• _Source data_
· · · · · · ·

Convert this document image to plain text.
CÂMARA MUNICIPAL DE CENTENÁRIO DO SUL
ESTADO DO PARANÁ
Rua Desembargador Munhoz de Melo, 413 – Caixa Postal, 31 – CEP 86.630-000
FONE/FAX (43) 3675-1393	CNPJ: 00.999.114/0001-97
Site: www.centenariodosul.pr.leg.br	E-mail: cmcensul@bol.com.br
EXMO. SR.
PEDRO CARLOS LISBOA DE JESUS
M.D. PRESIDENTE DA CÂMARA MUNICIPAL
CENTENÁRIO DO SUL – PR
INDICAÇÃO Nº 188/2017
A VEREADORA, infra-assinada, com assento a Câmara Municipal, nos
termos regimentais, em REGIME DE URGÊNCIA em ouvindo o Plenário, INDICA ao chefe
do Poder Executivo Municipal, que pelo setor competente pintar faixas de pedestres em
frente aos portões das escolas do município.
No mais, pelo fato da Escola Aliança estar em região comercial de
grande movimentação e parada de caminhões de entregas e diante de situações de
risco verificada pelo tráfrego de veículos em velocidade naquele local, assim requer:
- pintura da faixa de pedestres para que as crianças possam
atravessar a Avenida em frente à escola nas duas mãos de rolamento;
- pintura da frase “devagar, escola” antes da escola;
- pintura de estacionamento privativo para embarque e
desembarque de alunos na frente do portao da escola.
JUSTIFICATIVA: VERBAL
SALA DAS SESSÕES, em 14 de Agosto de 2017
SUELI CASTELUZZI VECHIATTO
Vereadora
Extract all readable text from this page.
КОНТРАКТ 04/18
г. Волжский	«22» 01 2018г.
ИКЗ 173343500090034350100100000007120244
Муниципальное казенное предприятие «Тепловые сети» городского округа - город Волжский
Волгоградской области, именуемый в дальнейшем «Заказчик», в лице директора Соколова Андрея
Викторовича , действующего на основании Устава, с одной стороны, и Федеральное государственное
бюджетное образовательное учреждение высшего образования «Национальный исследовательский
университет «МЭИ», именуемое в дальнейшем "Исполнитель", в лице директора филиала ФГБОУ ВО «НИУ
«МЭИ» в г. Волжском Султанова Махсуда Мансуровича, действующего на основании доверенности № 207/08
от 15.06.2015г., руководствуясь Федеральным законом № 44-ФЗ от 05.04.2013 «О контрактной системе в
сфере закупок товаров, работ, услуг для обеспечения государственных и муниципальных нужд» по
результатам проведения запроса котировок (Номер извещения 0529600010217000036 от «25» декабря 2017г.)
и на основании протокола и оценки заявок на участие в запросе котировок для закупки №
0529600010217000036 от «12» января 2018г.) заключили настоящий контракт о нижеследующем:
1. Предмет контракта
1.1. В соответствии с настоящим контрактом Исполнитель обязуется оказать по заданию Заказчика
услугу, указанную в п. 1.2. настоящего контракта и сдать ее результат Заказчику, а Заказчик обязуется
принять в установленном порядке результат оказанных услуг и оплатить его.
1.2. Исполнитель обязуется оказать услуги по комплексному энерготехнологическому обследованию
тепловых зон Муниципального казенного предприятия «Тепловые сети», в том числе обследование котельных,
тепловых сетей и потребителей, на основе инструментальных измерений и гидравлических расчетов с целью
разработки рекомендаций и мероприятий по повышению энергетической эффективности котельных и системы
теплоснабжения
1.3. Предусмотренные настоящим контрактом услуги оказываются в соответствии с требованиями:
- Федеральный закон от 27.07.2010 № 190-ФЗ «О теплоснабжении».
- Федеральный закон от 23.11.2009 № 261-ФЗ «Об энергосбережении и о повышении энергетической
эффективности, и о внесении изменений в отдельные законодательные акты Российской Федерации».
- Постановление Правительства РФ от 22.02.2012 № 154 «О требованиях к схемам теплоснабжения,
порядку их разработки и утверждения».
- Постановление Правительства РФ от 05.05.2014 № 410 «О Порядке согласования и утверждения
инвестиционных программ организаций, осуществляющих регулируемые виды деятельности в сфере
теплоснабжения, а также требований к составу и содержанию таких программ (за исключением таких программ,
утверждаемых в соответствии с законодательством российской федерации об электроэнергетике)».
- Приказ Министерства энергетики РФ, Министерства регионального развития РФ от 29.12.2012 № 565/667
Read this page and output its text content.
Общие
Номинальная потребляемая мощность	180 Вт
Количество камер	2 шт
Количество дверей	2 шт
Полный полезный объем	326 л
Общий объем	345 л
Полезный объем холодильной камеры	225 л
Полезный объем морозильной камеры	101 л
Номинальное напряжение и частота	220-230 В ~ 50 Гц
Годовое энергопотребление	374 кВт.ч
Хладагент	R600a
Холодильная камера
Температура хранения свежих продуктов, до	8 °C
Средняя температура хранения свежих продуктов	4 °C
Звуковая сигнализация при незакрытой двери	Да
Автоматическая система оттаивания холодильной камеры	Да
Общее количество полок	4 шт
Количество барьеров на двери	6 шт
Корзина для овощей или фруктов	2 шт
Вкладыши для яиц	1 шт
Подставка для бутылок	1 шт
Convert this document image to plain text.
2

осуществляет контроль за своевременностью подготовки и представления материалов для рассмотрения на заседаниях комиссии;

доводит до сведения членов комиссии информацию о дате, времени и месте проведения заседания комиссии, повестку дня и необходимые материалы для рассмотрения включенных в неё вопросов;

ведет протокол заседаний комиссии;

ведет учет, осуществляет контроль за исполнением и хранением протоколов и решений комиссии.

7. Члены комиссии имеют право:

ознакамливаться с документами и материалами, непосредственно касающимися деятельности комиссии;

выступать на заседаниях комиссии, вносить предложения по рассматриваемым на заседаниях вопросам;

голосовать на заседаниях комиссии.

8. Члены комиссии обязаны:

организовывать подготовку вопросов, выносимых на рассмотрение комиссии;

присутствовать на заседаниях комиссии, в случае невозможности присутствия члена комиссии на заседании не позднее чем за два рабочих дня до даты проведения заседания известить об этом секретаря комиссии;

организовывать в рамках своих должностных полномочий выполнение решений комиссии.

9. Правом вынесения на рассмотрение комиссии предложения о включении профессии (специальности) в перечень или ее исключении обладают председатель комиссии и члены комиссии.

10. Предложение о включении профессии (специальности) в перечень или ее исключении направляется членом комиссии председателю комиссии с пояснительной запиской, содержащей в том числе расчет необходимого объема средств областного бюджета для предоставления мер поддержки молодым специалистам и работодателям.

· · · · · · ·

• _WRITTEN TASK_
Scan the data for the word "организовывать" and copy every line where it shows up.

• _FULL ANSWER_
организовывать подготовку вопросов, выносимых на рассмотрение комиссии;
организовывать в рамках своих должностных полномочий выполнение решений комиссии.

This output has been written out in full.